Given instruction: Collect all lines containing the word "Poor" from the data.

Materials provided:
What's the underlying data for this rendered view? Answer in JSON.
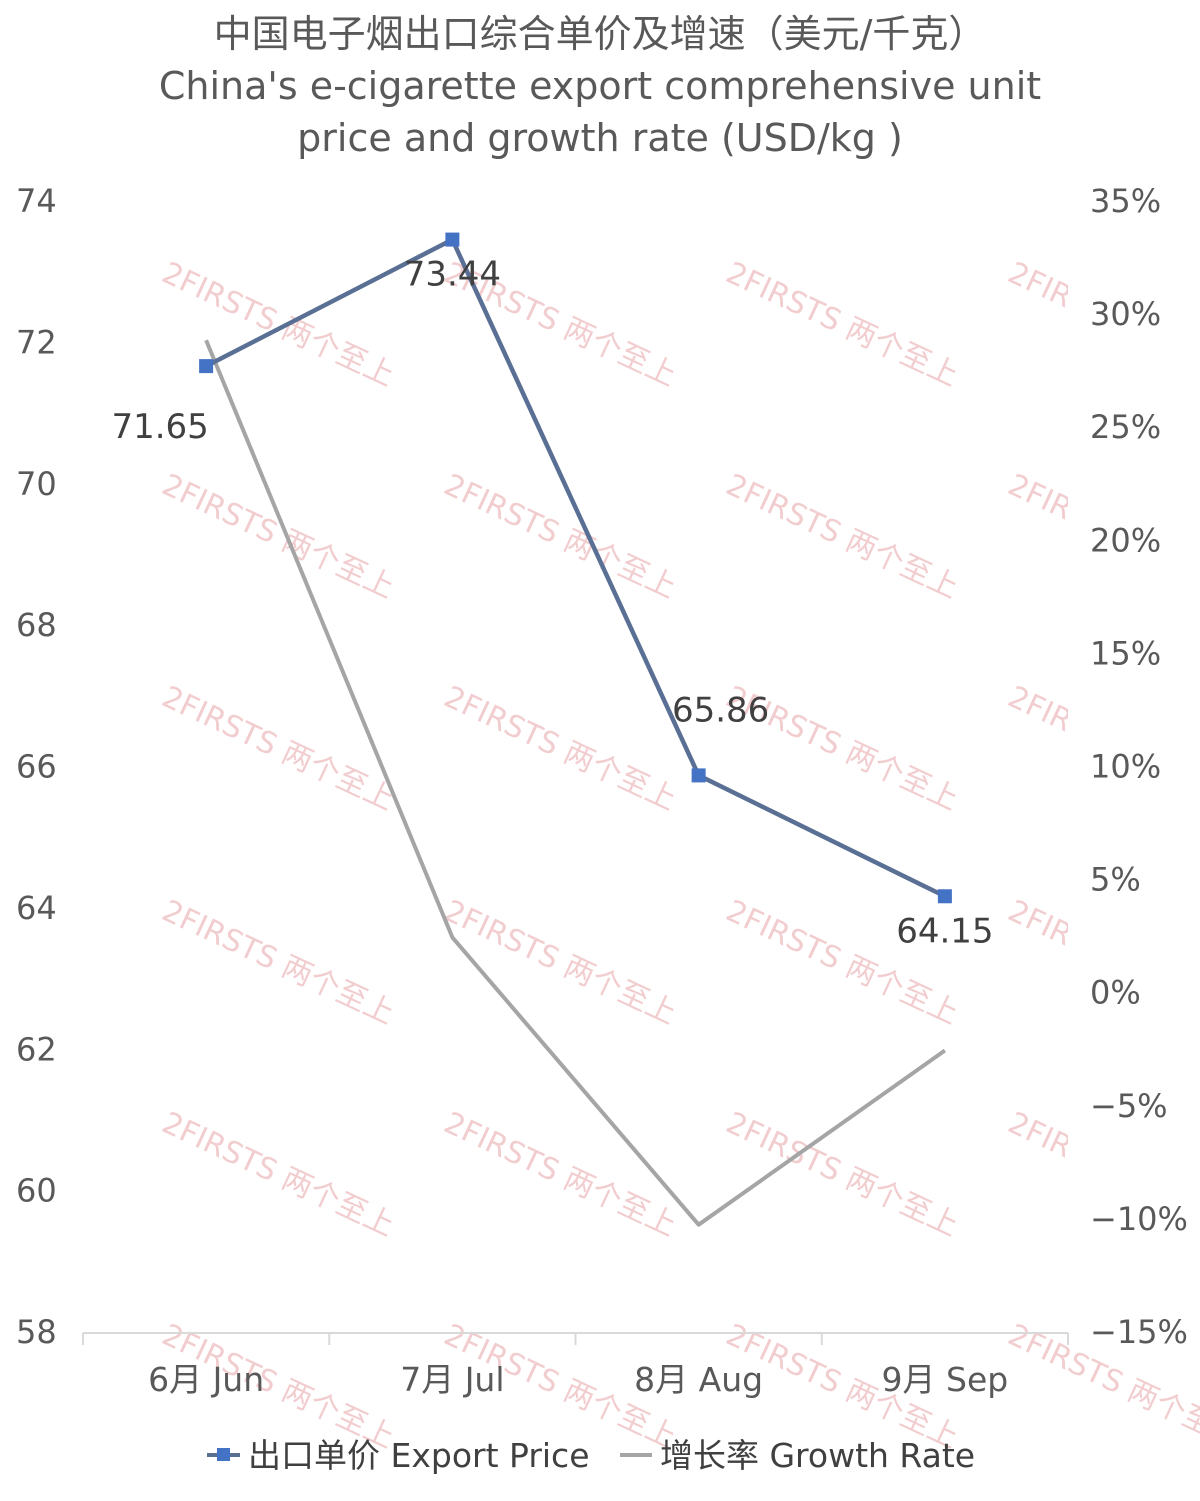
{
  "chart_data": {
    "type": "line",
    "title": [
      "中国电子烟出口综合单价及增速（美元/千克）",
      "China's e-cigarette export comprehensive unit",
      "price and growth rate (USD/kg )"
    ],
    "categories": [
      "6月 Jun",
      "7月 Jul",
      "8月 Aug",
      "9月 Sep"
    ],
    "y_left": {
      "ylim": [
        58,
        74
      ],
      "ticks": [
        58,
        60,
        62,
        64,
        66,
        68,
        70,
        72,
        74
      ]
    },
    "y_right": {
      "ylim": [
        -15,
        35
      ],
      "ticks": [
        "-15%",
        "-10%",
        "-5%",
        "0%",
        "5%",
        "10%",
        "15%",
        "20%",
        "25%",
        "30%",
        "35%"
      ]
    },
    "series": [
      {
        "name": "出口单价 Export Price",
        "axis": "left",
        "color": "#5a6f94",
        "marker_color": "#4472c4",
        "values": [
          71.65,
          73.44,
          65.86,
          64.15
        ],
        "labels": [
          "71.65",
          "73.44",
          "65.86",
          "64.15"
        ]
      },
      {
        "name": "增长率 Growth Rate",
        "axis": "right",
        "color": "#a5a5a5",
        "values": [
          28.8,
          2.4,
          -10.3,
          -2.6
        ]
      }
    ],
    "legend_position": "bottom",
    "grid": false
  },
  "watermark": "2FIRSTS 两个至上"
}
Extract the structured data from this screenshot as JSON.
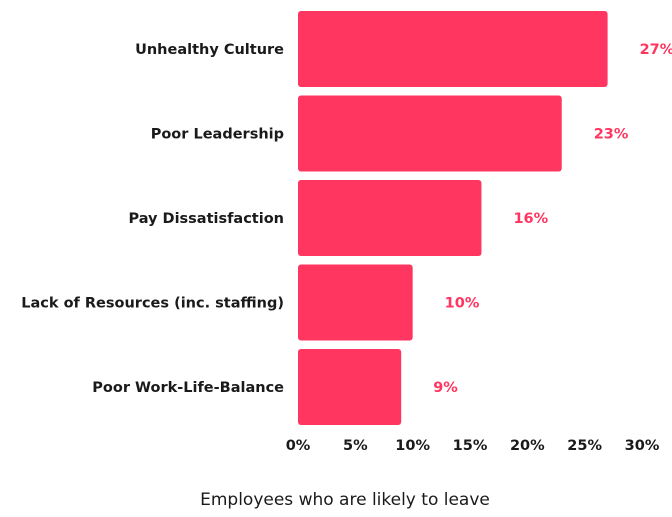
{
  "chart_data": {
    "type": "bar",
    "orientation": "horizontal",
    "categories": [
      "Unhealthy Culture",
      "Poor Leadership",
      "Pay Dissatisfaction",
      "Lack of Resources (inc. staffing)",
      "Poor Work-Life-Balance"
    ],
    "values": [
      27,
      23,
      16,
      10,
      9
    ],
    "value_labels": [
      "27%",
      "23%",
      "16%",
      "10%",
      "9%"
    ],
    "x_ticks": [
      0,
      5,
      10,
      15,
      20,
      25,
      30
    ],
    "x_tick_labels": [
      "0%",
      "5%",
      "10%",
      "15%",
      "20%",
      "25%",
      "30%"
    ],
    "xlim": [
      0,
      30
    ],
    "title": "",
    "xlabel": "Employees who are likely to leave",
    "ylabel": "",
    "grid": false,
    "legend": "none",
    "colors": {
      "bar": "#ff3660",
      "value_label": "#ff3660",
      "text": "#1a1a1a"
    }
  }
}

Completed exercise:
      "Poor Leadership",
      "Poor Work-Life-Balance"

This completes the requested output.